-- start of Provided entries --

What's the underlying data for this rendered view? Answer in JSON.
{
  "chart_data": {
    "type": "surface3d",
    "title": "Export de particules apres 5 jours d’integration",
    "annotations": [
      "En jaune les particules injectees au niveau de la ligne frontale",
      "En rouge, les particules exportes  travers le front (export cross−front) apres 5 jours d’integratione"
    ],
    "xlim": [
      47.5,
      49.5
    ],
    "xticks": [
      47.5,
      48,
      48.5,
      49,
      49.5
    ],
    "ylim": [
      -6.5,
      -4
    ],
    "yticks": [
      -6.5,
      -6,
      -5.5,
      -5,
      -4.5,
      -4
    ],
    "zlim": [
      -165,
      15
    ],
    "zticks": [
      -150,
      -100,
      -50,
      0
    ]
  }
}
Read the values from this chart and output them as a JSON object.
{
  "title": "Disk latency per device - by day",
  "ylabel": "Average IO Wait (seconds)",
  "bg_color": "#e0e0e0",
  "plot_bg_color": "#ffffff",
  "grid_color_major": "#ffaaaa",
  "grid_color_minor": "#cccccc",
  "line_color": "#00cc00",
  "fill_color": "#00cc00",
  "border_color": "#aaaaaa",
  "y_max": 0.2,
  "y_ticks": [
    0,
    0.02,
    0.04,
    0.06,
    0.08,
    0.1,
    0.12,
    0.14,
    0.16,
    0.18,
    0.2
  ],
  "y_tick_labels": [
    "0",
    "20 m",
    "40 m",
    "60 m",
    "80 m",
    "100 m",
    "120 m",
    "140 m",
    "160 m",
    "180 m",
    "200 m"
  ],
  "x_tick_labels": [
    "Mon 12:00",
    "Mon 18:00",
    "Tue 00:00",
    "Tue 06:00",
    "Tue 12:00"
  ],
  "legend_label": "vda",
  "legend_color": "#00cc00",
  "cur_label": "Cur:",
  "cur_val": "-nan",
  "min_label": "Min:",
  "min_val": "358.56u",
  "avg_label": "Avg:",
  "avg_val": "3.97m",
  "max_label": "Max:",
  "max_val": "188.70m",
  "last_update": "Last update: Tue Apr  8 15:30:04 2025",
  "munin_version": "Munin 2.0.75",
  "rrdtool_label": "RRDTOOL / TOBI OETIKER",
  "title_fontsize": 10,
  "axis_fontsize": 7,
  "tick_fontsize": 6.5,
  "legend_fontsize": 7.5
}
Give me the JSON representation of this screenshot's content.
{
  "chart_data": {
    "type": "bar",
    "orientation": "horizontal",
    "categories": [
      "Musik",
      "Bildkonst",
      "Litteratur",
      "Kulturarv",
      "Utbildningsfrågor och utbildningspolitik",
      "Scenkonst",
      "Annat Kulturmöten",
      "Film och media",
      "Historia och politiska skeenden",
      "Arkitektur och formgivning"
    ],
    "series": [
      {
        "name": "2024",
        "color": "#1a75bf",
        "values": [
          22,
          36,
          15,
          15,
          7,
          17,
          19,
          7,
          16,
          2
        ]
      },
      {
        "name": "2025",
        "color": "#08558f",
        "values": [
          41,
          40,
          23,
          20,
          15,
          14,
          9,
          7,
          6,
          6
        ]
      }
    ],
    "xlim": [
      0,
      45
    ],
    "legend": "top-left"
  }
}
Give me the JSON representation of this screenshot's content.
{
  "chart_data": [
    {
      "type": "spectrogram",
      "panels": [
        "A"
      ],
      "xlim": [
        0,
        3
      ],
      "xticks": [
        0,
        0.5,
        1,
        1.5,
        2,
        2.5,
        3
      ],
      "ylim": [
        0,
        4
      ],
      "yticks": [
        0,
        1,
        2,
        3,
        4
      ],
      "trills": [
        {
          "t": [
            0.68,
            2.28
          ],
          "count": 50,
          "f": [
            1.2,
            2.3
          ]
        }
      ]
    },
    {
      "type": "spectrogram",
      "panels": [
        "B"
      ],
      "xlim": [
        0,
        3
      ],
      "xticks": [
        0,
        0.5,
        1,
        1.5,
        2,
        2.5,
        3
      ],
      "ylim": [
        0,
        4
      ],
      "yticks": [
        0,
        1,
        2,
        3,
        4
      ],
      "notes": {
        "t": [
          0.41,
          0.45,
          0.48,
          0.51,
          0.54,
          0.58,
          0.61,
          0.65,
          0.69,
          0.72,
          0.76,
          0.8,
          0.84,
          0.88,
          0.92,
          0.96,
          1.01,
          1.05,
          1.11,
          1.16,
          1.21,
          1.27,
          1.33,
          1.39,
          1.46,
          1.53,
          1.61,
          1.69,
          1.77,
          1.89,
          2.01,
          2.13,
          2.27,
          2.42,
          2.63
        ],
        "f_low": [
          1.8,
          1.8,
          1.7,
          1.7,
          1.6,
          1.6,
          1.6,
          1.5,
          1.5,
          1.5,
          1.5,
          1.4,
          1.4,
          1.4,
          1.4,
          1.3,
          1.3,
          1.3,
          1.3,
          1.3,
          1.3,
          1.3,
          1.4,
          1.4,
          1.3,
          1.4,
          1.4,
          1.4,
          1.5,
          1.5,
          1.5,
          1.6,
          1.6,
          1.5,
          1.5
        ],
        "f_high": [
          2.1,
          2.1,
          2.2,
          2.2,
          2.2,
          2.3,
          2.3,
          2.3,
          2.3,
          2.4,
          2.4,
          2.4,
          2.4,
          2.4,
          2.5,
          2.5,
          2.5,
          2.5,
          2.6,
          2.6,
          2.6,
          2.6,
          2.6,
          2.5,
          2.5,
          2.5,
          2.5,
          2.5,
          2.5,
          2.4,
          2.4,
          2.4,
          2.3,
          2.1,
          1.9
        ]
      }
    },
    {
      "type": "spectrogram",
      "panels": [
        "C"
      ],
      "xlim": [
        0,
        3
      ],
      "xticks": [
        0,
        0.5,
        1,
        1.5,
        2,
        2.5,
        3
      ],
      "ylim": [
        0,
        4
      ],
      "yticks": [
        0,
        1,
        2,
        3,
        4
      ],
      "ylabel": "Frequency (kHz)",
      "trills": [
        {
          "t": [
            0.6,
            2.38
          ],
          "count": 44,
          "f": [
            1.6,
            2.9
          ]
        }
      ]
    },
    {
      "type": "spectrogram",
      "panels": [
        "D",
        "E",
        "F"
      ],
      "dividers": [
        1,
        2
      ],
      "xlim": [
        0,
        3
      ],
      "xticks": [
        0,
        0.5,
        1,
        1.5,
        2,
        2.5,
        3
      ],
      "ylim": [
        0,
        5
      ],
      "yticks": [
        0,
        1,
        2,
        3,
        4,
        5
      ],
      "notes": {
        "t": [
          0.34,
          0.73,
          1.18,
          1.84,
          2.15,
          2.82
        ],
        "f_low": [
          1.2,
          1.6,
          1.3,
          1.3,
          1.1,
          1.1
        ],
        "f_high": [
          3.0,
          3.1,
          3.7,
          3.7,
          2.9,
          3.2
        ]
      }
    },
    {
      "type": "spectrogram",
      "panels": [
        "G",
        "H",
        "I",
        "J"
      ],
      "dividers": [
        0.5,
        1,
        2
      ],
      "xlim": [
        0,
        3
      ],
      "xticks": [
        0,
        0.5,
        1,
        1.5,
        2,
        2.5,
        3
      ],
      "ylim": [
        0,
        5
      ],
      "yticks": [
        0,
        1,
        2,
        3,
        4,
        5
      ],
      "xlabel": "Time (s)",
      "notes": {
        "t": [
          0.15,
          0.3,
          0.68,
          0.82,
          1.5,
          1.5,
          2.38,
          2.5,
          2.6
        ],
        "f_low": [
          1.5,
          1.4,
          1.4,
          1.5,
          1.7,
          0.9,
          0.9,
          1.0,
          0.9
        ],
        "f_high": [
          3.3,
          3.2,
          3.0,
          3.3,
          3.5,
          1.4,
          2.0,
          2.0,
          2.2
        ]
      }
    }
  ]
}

-- end of Provided entries --

▸ **Task to complete**: Scan the data above; copy every line where "particules" appears.

▸ **Output of the task**:
    "title": "Export de particules apres 5 jours d’integration",
      "En jaune les particules injectees au niveau de la ligne frontale",
      "En rouge, les particules exportes  travers le front (export cross−front) apres 5 jours d’integratione"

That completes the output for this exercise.